**Task prompt:**
Where a line contains the word "icon", copy that line in full.

**Input material:**
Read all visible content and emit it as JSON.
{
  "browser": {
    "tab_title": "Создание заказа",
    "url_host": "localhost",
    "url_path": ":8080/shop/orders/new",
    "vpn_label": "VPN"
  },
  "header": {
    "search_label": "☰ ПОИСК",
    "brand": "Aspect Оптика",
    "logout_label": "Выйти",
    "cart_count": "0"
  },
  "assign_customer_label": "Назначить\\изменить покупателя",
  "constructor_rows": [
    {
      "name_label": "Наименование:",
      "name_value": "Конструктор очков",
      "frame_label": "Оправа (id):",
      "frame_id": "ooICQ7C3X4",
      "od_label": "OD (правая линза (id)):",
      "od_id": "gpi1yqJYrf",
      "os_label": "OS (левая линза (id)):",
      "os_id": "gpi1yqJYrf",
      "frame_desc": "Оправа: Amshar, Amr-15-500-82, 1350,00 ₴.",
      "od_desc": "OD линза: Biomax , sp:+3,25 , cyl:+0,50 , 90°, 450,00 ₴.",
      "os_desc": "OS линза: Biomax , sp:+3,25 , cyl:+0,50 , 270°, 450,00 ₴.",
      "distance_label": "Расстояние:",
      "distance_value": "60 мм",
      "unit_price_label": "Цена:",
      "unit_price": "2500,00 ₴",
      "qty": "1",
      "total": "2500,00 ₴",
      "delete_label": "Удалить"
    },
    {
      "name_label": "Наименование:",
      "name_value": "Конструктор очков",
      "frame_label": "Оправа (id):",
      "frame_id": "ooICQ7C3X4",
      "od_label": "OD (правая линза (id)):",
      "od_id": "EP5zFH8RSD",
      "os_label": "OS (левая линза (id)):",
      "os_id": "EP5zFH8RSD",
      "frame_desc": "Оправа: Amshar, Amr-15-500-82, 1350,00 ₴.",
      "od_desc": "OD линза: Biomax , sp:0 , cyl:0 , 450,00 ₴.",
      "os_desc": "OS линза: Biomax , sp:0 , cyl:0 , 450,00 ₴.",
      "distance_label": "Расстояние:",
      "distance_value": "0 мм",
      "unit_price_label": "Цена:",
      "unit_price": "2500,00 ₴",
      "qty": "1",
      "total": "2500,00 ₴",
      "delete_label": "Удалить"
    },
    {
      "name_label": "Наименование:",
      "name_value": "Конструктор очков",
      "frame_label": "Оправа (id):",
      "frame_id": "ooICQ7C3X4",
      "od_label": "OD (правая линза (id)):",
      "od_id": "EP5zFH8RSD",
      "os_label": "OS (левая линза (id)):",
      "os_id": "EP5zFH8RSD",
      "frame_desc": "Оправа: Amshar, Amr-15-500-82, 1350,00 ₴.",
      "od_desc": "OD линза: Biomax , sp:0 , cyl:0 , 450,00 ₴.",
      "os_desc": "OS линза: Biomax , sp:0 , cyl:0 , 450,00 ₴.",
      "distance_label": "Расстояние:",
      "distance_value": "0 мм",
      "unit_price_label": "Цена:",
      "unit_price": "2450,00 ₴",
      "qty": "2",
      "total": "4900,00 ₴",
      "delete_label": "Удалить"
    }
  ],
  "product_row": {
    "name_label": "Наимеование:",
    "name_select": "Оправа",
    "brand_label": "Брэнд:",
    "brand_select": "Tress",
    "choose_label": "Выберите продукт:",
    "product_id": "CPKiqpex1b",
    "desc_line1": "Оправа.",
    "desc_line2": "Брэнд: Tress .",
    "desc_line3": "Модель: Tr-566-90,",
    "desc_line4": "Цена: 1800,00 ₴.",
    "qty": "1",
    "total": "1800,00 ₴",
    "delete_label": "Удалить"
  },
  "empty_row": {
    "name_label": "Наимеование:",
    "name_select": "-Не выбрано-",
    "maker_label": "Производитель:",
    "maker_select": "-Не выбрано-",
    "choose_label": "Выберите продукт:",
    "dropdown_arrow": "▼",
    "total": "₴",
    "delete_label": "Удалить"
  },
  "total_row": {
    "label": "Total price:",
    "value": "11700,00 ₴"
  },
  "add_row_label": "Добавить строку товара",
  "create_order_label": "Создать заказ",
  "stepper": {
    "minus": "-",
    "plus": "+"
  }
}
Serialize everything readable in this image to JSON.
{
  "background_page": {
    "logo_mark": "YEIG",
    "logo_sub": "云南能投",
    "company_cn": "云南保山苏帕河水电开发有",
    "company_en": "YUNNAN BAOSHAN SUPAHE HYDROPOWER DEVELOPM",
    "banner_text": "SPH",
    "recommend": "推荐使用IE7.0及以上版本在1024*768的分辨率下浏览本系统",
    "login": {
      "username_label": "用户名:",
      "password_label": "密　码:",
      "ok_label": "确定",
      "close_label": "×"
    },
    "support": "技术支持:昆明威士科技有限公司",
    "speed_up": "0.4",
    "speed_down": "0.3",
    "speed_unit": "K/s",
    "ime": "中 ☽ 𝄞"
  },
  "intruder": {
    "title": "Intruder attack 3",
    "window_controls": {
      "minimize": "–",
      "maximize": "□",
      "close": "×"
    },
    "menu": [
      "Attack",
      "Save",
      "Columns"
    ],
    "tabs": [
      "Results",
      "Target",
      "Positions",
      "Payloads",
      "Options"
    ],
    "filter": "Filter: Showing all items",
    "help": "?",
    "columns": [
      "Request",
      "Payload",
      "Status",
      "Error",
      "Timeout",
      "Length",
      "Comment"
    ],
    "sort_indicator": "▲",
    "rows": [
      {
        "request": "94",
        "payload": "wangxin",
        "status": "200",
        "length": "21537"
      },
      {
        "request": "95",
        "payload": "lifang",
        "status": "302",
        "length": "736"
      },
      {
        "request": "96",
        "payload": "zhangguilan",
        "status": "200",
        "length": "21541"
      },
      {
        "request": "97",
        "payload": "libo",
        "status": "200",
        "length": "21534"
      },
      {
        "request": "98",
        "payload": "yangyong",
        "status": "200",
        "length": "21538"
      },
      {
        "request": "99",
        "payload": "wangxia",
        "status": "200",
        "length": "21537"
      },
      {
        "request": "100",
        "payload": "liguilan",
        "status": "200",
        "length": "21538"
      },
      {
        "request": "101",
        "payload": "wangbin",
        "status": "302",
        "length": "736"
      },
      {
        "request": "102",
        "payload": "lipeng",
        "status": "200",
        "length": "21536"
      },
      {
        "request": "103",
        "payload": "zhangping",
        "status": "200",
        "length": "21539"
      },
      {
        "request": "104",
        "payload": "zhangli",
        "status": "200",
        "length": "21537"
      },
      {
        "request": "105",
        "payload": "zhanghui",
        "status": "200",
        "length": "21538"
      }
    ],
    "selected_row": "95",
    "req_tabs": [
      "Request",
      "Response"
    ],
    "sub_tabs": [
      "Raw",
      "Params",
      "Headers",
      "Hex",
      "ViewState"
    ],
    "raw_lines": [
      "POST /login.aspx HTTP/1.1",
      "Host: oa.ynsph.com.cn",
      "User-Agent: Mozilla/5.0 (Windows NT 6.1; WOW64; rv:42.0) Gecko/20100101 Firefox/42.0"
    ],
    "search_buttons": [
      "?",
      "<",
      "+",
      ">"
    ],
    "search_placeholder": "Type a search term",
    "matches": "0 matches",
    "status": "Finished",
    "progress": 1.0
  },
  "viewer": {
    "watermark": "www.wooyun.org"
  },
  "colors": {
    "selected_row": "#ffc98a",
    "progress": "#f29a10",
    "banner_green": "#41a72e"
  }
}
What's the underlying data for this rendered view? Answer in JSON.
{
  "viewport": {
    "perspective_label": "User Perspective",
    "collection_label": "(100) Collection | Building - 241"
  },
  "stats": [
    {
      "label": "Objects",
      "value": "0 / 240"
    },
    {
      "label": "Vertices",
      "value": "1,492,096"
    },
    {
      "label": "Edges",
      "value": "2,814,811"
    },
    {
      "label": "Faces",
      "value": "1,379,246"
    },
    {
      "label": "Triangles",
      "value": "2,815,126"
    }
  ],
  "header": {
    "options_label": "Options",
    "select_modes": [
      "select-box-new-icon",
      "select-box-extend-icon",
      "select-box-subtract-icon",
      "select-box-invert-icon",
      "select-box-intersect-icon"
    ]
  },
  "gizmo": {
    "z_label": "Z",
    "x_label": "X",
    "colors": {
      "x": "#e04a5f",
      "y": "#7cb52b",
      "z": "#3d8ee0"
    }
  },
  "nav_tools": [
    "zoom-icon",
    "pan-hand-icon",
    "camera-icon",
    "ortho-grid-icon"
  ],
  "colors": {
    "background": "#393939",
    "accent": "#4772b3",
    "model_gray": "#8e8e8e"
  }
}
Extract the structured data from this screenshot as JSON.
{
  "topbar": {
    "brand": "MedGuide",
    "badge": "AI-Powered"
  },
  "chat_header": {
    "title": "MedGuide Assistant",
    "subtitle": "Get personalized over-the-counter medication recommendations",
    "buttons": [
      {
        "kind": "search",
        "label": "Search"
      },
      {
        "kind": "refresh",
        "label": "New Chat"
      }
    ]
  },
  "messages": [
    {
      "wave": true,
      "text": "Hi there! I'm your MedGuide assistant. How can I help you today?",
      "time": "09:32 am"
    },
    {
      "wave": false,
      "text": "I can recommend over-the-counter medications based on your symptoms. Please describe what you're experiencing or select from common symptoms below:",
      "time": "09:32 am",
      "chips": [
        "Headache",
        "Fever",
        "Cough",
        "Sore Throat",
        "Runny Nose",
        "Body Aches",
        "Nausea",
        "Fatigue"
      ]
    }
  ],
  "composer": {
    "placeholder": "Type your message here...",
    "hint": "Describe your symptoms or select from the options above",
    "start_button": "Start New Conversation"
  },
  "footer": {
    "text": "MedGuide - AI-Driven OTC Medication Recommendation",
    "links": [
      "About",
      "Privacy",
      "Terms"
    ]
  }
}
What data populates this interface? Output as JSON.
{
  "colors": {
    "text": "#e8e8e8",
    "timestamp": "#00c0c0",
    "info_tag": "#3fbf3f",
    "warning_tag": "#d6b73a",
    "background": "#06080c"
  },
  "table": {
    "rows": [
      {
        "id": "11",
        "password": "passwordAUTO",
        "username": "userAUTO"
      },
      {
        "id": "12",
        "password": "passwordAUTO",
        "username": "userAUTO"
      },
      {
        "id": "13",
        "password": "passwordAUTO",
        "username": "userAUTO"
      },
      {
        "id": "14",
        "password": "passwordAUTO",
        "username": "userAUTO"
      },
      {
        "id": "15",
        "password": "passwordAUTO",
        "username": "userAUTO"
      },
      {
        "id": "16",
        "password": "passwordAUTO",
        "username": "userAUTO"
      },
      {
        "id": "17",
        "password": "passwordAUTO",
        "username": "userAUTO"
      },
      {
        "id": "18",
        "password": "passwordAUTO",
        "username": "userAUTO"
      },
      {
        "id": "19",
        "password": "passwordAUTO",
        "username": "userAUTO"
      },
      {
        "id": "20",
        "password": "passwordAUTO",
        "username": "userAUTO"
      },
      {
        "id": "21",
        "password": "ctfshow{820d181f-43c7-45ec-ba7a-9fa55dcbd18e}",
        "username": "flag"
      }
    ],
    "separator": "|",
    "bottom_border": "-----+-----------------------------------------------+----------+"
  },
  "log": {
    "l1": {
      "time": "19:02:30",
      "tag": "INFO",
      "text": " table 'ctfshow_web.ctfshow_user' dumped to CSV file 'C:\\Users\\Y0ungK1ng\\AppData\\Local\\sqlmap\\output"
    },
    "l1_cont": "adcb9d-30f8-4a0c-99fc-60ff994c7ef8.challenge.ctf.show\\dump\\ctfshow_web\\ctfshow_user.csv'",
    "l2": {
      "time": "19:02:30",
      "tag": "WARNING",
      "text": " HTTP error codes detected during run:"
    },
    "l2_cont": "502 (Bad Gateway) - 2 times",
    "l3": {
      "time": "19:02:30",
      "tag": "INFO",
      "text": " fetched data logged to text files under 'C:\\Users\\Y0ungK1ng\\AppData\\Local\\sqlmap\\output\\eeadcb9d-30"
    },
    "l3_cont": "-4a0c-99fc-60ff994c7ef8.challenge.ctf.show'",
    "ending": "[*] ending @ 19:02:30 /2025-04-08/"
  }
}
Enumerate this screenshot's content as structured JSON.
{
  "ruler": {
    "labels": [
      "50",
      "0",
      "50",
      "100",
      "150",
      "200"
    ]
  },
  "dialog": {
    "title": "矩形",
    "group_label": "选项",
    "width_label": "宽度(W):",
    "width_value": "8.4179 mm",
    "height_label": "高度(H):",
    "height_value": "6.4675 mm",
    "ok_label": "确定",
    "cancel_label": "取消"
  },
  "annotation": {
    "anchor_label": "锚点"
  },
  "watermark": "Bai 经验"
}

**Exercise result:**
      "select-box-new-icon",
      "select-box-extend-icon",
      "select-box-subtract-icon",
      "select-box-invert-icon",
      "select-box-intersect-icon"
    "zoom-icon",
    "pan-hand-icon",
    "camera-icon",
    "ortho-grid-icon"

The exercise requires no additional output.